- Written instruction
Search the records for "world" and copy each line that holds it.

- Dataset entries
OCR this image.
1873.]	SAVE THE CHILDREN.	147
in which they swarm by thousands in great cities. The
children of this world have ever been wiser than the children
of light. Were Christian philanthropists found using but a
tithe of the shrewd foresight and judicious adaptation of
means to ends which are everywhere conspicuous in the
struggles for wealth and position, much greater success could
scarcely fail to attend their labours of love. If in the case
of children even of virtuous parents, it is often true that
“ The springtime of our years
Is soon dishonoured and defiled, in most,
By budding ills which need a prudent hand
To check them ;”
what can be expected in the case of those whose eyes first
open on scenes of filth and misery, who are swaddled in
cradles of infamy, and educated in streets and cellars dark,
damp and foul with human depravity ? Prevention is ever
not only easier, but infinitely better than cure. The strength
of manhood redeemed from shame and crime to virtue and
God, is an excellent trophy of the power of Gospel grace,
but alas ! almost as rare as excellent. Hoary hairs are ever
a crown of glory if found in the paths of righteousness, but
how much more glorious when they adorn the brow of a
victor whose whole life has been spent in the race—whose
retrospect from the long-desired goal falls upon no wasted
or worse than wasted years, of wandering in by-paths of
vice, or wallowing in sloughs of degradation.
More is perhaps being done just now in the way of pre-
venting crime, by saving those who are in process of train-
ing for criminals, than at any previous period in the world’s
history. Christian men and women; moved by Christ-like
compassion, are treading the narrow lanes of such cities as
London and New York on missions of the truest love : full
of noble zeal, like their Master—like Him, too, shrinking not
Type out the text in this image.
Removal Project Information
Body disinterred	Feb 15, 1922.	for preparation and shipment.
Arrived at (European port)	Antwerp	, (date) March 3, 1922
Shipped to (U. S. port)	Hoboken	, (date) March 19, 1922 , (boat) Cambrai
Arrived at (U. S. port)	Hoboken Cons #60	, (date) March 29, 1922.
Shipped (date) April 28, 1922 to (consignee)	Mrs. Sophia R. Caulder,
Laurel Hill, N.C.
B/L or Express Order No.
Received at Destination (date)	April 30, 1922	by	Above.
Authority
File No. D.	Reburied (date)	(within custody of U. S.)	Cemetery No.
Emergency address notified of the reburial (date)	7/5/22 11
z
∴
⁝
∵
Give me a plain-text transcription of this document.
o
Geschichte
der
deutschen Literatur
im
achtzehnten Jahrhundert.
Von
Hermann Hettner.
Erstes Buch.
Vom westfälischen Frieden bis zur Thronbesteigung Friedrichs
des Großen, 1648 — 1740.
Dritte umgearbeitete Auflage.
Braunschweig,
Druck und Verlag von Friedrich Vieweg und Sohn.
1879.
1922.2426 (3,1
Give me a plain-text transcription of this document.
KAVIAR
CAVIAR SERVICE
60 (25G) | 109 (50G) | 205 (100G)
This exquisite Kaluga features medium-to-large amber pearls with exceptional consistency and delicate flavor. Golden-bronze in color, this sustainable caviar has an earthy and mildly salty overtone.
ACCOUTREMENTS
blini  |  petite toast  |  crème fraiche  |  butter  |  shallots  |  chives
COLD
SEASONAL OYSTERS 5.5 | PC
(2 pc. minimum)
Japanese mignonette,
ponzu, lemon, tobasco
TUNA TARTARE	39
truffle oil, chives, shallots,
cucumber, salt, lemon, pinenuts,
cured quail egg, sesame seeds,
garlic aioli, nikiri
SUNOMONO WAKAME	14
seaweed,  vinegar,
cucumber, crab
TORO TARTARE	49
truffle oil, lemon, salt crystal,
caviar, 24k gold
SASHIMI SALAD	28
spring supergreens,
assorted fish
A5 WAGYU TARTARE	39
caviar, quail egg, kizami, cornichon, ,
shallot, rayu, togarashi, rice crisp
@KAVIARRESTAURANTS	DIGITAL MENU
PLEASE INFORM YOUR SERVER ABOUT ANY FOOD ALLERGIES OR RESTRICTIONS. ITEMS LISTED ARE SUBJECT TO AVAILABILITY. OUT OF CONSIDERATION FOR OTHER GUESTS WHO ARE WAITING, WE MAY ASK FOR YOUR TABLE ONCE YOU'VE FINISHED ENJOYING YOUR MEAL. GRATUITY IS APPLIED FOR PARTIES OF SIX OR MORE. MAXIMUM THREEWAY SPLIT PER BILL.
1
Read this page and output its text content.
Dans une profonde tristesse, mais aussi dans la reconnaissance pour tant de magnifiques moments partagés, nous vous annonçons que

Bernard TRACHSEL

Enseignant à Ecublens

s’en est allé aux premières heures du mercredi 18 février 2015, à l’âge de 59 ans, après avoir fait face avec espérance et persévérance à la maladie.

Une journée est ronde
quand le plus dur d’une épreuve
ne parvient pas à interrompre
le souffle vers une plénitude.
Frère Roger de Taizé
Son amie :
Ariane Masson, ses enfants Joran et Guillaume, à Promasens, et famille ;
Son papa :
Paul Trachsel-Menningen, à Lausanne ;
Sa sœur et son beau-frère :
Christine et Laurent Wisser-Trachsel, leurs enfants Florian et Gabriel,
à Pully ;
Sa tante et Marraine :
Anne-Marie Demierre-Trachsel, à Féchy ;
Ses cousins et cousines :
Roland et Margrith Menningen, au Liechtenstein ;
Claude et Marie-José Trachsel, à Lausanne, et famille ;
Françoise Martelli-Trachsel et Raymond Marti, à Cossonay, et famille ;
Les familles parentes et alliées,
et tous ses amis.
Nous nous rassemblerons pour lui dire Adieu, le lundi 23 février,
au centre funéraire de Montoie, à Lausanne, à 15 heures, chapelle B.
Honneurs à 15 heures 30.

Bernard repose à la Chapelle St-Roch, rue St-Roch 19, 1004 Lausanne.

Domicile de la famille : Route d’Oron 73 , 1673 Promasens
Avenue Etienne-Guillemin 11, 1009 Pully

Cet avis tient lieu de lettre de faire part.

- Task output
children of this world have ever been wiser than the children
ing for criminals, than at any previous period in the world’s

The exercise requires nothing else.